** BEGIN Provided material **

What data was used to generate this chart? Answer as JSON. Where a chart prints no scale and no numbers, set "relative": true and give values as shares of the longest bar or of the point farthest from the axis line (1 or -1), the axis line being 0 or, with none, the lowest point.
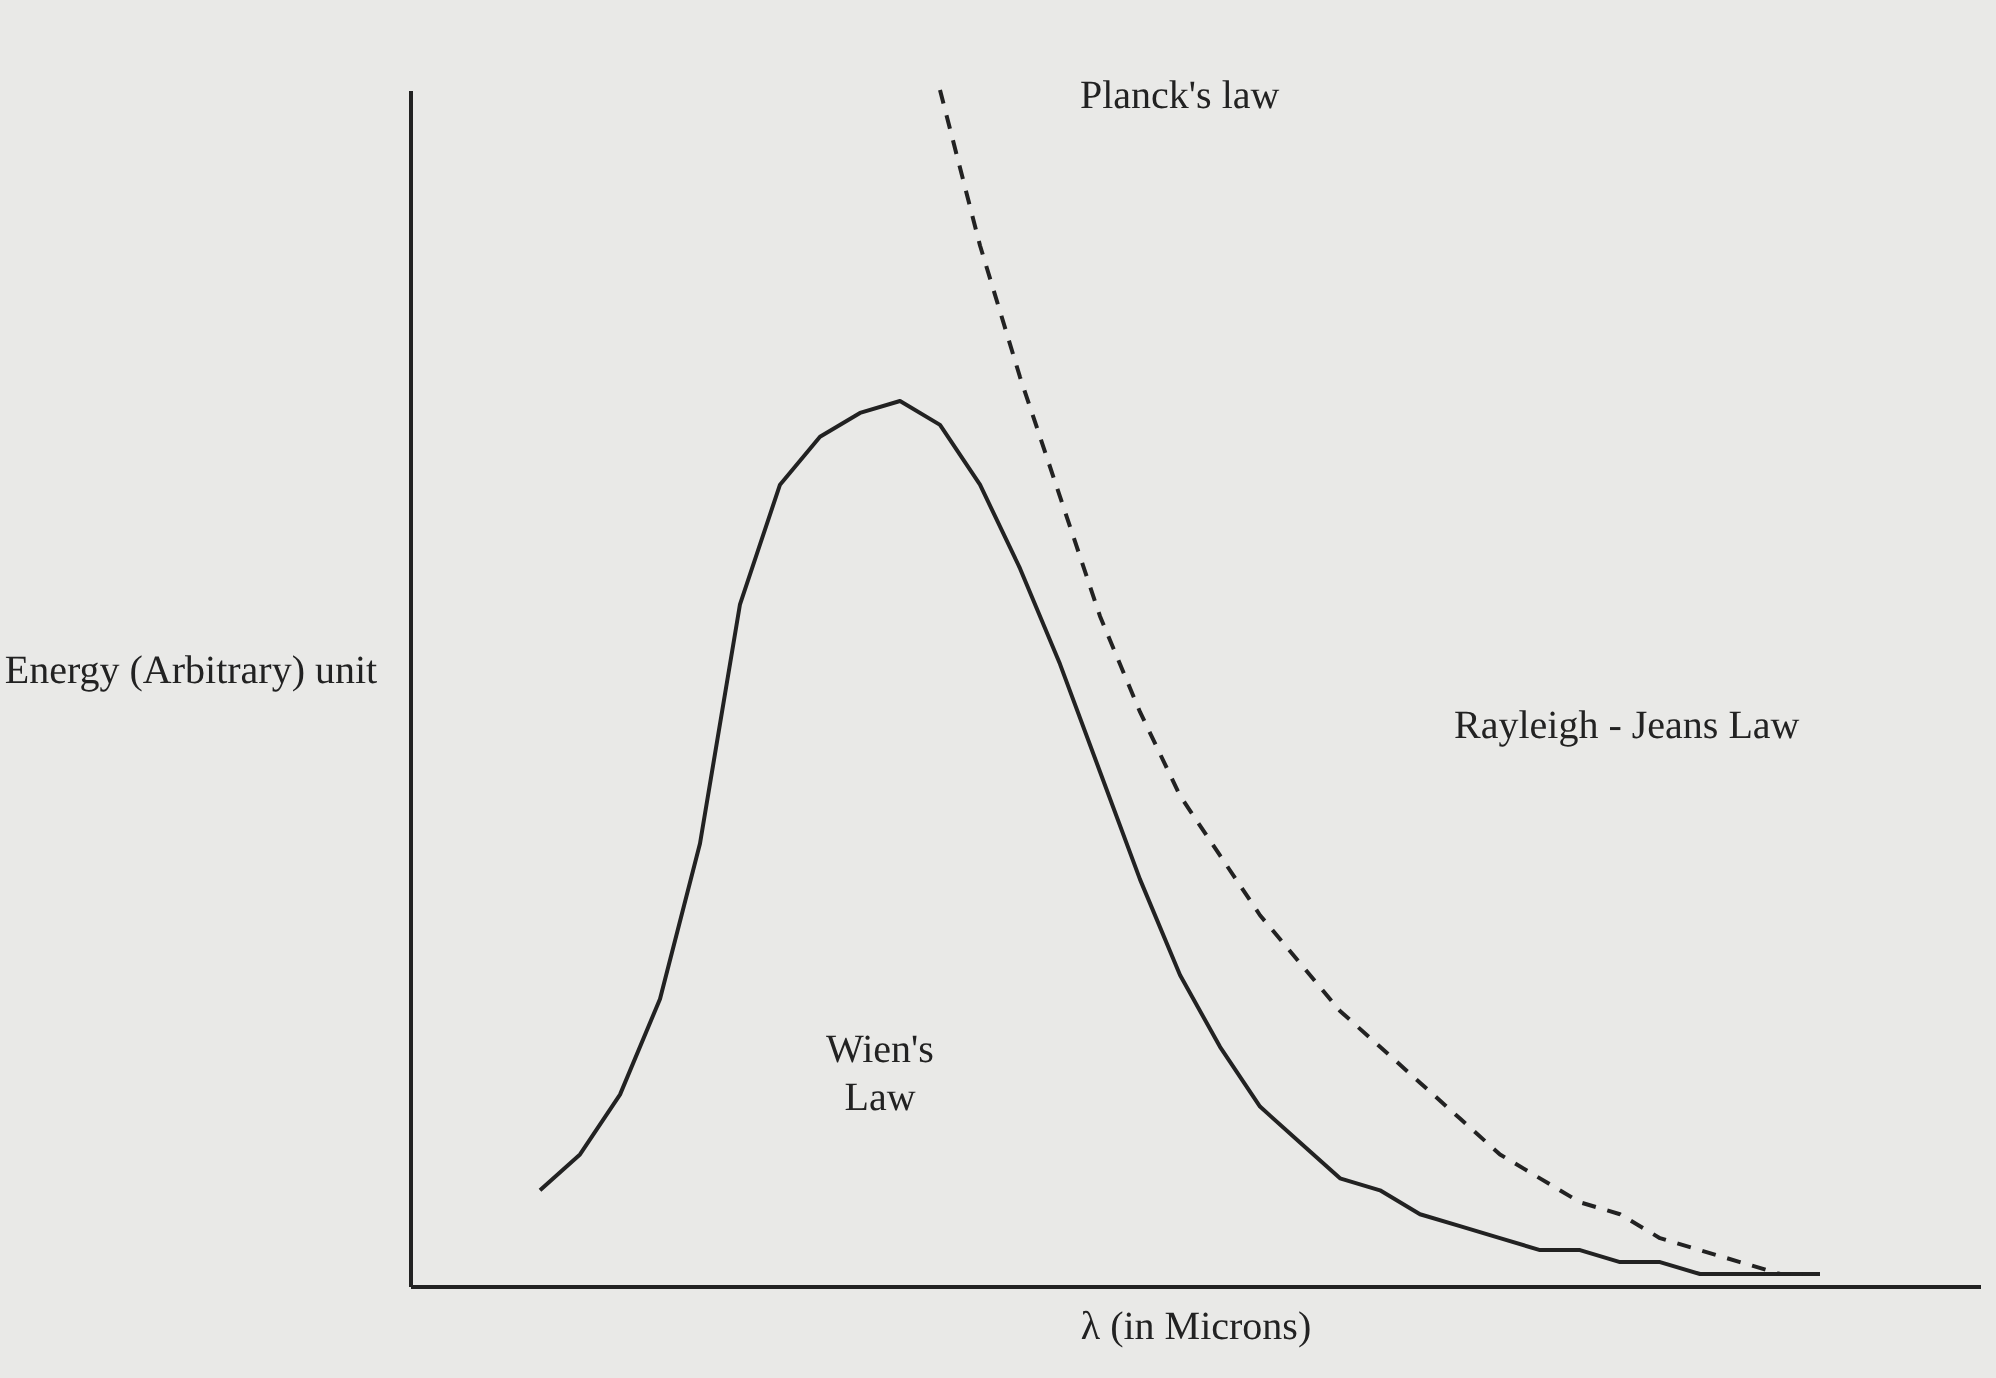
{
  "chart_data": {
    "type": "line",
    "relative": true,
    "xlabel": "λ (in Microns)",
    "ylabel": "Energy (Arbitrary) unit",
    "categories": [
      null,
      null,
      null,
      null,
      null,
      null,
      null,
      null,
      null,
      null,
      null,
      null,
      null,
      null,
      null,
      null,
      null,
      null,
      null,
      null,
      null,
      null,
      null,
      null,
      null,
      null,
      null,
      null,
      null,
      null,
      null,
      null,
      null
    ],
    "series": [
      {
        "color": "#222222",
        "line_style": "solid",
        "values": [
          0.08,
          0.11,
          0.16,
          0.24,
          0.37,
          0.57,
          0.67,
          0.71,
          0.73,
          0.74,
          0.72,
          0.67,
          0.6,
          0.52,
          0.43,
          0.34,
          0.26,
          0.2,
          0.15,
          0.12,
          0.09,
          0.08,
          0.06,
          0.05,
          0.04,
          0.03,
          0.03,
          0.02,
          0.02,
          0.01,
          0.01,
          0.01,
          0.01
        ]
      },
      {
        "color": "#222222",
        "line_style": "dashed",
        "values": [
          null,
          null,
          null,
          null,
          null,
          null,
          null,
          null,
          null,
          null,
          1.0,
          0.87,
          0.76,
          0.66,
          0.56,
          0.48,
          0.41,
          0.36,
          0.31,
          0.27,
          0.23,
          0.2,
          0.17,
          0.14,
          0.11,
          0.09,
          0.07,
          0.06,
          0.04,
          0.03,
          0.02,
          0.01,
          0.01
        ]
      }
    ],
    "annotations": [
      "Planck's law",
      "Rayleigh - Jeans Law",
      "Wien's Law"
    ],
    "grid": false
  }
}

** END Provided material **

● Task brief
Transcribe the entries above verbatim, omitting their pictures.

● Answer to this exercise
What data was used to generate this chart? Answer as JSON. Where a chart prints no scale and no numbers, set "relative": true and give values as shares of the longest bar or of the point farthest from the axis line (1 or -1), the axis line being 0 or, with none, the lowest point.
{
  "chart_data": {
    "type": "line",
    "relative": true,
    "xlabel": "λ (in Microns)",
    "ylabel": "Energy (Arbitrary) unit",
    "categories": [
      null,
      null,
      null,
      null,
      null,
      null,
      null,
      null,
      null,
      null,
      null,
      null,
      null,
      null,
      null,
      null,
      null,
      null,
      null,
      null,
      null,
      null,
      null,
      null,
      null,
      null,
      null,
      null,
      null,
      null,
      null,
      null,
      null
    ],
    "series": [
      {
        "color": "#222222",
        "line_style": "solid",
        "values": [
          0.08,
          0.11,
          0.16,
          0.24,
          0.37,
          0.57,
          0.67,
          0.71,
          0.73,
          0.74,
          0.72,
          0.67,
          0.6,
          0.52,
          0.43,
          0.34,
          0.26,
          0.2,
          0.15,
          0.12,
          0.09,
          0.08,
          0.06,
          0.05,
          0.04,
          0.03,
          0.03,
          0.02,
          0.02,
          0.01,
          0.01,
          0.01,
          0.01
        ]
      },
      {
        "color": "#222222",
        "line_style": "dashed",
        "values": [
          null,
          null,
          null,
          null,
          null,
          null,
          null,
          null,
          null,
          null,
          1.0,
          0.87,
          0.76,
          0.66,
          0.56,
          0.48,
          0.41,
          0.36,
          0.31,
          0.27,
          0.23,
          0.2,
          0.17,
          0.14,
          0.11,
          0.09,
          0.07,
          0.06,
          0.04,
          0.03,
          0.02,
          0.01,
          0.01
        ]
      }
    ],
    "annotations": [
      "Planck's law",
      "Rayleigh - Jeans Law",
      "Wien's Law"
    ],
    "grid": false
  }
}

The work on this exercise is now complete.